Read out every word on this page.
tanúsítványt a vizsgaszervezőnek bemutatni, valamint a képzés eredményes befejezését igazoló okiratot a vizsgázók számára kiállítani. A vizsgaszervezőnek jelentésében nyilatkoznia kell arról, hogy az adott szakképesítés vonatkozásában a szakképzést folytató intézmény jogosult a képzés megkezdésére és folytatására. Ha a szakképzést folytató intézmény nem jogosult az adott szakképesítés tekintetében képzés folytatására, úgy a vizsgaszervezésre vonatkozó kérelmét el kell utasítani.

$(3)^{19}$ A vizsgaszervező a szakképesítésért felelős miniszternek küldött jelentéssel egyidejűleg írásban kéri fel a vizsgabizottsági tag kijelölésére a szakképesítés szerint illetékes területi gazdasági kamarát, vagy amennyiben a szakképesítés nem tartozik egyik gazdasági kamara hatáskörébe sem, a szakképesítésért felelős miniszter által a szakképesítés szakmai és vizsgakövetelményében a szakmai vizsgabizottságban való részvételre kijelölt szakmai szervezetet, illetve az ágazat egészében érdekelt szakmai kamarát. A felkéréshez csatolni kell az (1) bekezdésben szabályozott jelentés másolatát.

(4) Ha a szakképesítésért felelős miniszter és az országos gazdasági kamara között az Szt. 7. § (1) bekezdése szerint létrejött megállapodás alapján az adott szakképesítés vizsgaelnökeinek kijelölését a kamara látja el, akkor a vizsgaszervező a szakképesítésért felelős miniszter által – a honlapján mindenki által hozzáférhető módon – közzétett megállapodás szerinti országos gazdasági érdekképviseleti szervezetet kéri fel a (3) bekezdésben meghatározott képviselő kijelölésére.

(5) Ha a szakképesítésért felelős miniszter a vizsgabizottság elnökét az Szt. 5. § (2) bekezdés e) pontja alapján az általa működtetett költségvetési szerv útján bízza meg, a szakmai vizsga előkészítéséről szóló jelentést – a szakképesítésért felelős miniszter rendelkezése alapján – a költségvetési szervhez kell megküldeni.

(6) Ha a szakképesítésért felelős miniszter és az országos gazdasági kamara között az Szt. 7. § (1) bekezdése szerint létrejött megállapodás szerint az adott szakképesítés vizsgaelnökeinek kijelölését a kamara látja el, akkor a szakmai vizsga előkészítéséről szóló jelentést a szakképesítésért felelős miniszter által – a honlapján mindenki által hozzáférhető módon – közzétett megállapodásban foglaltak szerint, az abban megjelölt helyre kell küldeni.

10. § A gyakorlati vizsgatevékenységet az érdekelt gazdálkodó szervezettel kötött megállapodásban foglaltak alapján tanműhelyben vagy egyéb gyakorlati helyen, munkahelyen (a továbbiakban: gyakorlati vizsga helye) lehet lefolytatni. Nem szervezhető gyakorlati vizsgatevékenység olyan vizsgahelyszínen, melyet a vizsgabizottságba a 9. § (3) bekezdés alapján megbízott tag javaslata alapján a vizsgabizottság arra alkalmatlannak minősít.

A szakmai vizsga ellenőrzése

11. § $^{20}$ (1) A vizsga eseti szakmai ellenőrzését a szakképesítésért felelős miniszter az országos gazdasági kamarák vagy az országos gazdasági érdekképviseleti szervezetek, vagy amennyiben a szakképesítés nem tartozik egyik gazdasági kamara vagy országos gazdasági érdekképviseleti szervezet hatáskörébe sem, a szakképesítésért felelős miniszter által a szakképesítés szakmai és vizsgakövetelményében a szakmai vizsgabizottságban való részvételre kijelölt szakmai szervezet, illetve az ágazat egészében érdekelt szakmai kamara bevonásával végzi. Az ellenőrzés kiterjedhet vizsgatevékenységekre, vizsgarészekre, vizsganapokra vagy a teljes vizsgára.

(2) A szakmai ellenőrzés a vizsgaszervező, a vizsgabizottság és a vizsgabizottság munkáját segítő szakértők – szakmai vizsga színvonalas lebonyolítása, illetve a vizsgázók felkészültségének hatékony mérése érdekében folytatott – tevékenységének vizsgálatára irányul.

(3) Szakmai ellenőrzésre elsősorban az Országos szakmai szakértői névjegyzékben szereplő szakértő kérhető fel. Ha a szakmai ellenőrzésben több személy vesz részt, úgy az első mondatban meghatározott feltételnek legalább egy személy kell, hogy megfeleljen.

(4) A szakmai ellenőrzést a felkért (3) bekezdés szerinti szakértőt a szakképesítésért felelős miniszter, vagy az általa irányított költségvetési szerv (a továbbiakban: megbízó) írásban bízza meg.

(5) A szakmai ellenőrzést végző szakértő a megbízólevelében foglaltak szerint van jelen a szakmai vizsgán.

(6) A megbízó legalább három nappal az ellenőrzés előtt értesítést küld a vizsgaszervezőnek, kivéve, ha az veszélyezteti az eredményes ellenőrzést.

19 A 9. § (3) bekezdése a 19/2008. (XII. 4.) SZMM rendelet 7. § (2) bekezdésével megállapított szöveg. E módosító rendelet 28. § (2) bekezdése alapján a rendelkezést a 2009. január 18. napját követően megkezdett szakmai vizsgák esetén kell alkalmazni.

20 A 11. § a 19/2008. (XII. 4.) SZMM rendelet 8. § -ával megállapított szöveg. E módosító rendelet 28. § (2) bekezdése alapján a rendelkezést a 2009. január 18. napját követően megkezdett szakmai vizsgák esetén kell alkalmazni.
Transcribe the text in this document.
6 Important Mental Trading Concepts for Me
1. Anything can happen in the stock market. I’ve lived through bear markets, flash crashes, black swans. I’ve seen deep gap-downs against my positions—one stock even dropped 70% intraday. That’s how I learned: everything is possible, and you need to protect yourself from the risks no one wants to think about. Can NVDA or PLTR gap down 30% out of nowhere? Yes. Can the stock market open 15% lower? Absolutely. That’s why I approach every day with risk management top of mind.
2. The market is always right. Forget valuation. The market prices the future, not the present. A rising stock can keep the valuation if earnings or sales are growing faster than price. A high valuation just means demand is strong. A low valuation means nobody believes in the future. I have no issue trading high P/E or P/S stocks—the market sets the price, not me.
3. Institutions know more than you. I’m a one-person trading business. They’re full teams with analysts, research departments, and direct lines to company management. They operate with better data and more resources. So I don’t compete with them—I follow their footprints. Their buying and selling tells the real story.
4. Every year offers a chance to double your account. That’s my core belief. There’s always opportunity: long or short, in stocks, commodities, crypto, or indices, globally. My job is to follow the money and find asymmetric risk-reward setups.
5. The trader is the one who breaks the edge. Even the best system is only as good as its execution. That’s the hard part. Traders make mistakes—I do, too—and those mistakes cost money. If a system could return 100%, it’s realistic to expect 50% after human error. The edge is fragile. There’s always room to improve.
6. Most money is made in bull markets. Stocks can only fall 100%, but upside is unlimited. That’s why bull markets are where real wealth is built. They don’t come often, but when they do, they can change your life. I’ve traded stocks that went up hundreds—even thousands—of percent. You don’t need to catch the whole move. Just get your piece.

** WHAT TO DO **
Quote every record above exactly.

** TASK RESULT **
Read out every word on this page.
tanúsítványt a vizsgaszervezőnek bemutatni, valamint a képzés eredményes befejezését igazoló okiratot a vizsgázók számára kiállítani. A vizsgaszervezőnek jelentésében nyilatkoznia kell arról, hogy az adott szakképesítés vonatkozásában a szakképzést folytató intézmény jogosult a képzés megkezdésére és folytatására. Ha a szakképzést folytató intézmény nem jogosult az adott szakképesítés tekintetében képzés folytatására, úgy a vizsgaszervezésre vonatkozó kérelmét el kell utasítani.

$(3)^{19}$ A vizsgaszervező a szakképesítésért felelős miniszternek küldött jelentéssel egyidejűleg írásban kéri fel a vizsgabizottsági tag kijelölésére a szakképesítés szerint illetékes területi gazdasági kamarát, vagy amennyiben a szakképesítés nem tartozik egyik gazdasági kamara hatáskörébe sem, a szakképesítésért felelős miniszter által a szakképesítés szakmai és vizsgakövetelményében a szakmai vizsgabizottságban való részvételre kijelölt szakmai szervezetet, illetve az ágazat egészében érdekelt szakmai kamarát. A felkéréshez csatolni kell az (1) bekezdésben szabályozott jelentés másolatát.

(4) Ha a szakképesítésért felelős miniszter és az országos gazdasági kamara között az Szt. 7. § (1) bekezdése szerint létrejött megállapodás alapján az adott szakképesítés vizsgaelnökeinek kijelölését a kamara látja el, akkor a vizsgaszervező a szakképesítésért felelős miniszter által – a honlapján mindenki által hozzáférhető módon – közzétett megállapodás szerinti országos gazdasági érdekképviseleti szervezetet kéri fel a (3) bekezdésben meghatározott képviselő kijelölésére.

(5) Ha a szakképesítésért felelős miniszter a vizsgabizottság elnökét az Szt. 5. § (2) bekezdés e) pontja alapján az általa működtetett költségvetési szerv útján bízza meg, a szakmai vizsga előkészítéséről szóló jelentést – a szakképesítésért felelős miniszter rendelkezése alapján – a költségvetési szervhez kell megküldeni.

(6) Ha a szakképesítésért felelős miniszter és az országos gazdasági kamara között az Szt. 7. § (1) bekezdése szerint létrejött megállapodás szerint az adott szakképesítés vizsgaelnökeinek kijelölését a kamara látja el, akkor a szakmai vizsga előkészítéséről szóló jelentést a szakképesítésért felelős miniszter által – a honlapján mindenki által hozzáférhető módon – közzétett megállapodásban foglaltak szerint, az abban megjelölt helyre kell küldeni.

10. § A gyakorlati vizsgatevékenységet az érdekelt gazdálkodó szervezettel kötött megállapodásban foglaltak alapján tanműhelyben vagy egyéb gyakorlati helyen, munkahelyen (a továbbiakban: gyakorlati vizsga helye) lehet lefolytatni. Nem szervezhető gyakorlati vizsgatevékenység olyan vizsgahelyszínen, melyet a vizsgabizottságba a 9. § (3) bekezdés alapján megbízott tag javaslata alapján a vizsgabizottság arra alkalmatlannak minősít.

A szakmai vizsga ellenőrzése

11. § $^{20}$ (1) A vizsga eseti szakmai ellenőrzését a szakképesítésért felelős miniszter az országos gazdasági kamarák vagy az országos gazdasági érdekképviseleti szervezetek, vagy amennyiben a szakképesítés nem tartozik egyik gazdasági kamara vagy országos gazdasági érdekképviseleti szervezet hatáskörébe sem, a szakképesítésért felelős miniszter által a szakképesítés szakmai és vizsgakövetelményében a szakmai vizsgabizottságban való részvételre kijelölt szakmai szervezet, illetve az ágazat egészében érdekelt szakmai kamara bevonásával végzi. Az ellenőrzés kiterjedhet vizsgatevékenységekre, vizsgarészekre, vizsganapokra vagy a teljes vizsgára.

(2) A szakmai ellenőrzés a vizsgaszervező, a vizsgabizottság és a vizsgabizottság munkáját segítő szakértők – szakmai vizsga színvonalas lebonyolítása, illetve a vizsgázók felkészültségének hatékony mérése érdekében folytatott – tevékenységének vizsgálatára irányul.

(3) Szakmai ellenőrzésre elsősorban az Országos szakmai szakértői névjegyzékben szereplő szakértő kérhető fel. Ha a szakmai ellenőrzésben több személy vesz részt, úgy az első mondatban meghatározott feltételnek legalább egy személy kell, hogy megfeleljen.

(4) A szakmai ellenőrzést a felkért (3) bekezdés szerinti szakértőt a szakképesítésért felelős miniszter, vagy az általa irányított költségvetési szerv (a továbbiakban: megbízó) írásban bízza meg.

(5) A szakmai ellenőrzést végző szakértő a megbízólevelében foglaltak szerint van jelen a szakmai vizsgán.

(6) A megbízó legalább három nappal az ellenőrzés előtt értesítést küld a vizsgaszervezőnek, kivéve, ha az veszélyezteti az eredményes ellenőrzést.

19 A 9. § (3) bekezdése a 19/2008. (XII. 4.) SZMM rendelet 7. § (2) bekezdésével megállapított szöveg. E módosító rendelet 28. § (2) bekezdése alapján a rendelkezést a 2009. január 18. napját követően megkezdett szakmai vizsgák esetén kell alkalmazni.

20 A 11. § a 19/2008. (XII. 4.) SZMM rendelet 8. § -ával megállapított szöveg. E módosító rendelet 28. § (2) bekezdése alapján a rendelkezést a 2009. január 18. napját követően megkezdett szakmai vizsgák esetén kell alkalmazni.
Transcribe the text in this document.
6 Important Mental Trading Concepts for Me
1. Anything can happen in the stock market. I’ve lived through bear markets, flash crashes, black swans. I’ve seen deep gap-downs against my positions—one stock even dropped 70% intraday. That’s how I learned: everything is possible, and you need to protect yourself from the risks no one wants to think about. Can NVDA or PLTR gap down 30% out of nowhere? Yes. Can the stock market open 15% lower? Absolutely. That’s why I approach every day with risk management top of mind.
2. The market is always right. Forget valuation. The market prices the future, not the present. A rising stock can keep the valuation if earnings or sales are growing faster than price. A high valuation just means demand is strong. A low valuation means nobody believes in the future. I have no issue trading high P/E or P/S stocks—the market sets the price, not me.
3. Institutions know more than you. I’m a one-person trading business. They’re full teams with analysts, research departments, and direct lines to company management. They operate with better data and more resources. So I don’t compete with them—I follow their footprints. Their buying and selling tells the real story.
4. Every year offers a chance to double your account. That’s my core belief. There’s always opportunity: long or short, in stocks, commodities, crypto, or indices, globally. My job is to follow the money and find asymmetric risk-reward setups.
5. The trader is the one who breaks the edge. Even the best system is only as good as its execution. That’s the hard part. Traders make mistakes—I do, too—and those mistakes cost money. If a system could return 100%, it’s realistic to expect 50% after human error. The edge is fragile. There’s always room to improve.
6. Most money is made in bull markets. Stocks can only fall 100%, but upside is unlimited. That’s why bull markets are where real wealth is built. They don’t come often, but when they do, they can change your life. I’ve traded stocks that went up hundreds—even thousands—of percent. You don’t need to catch the whole move. Just get your piece.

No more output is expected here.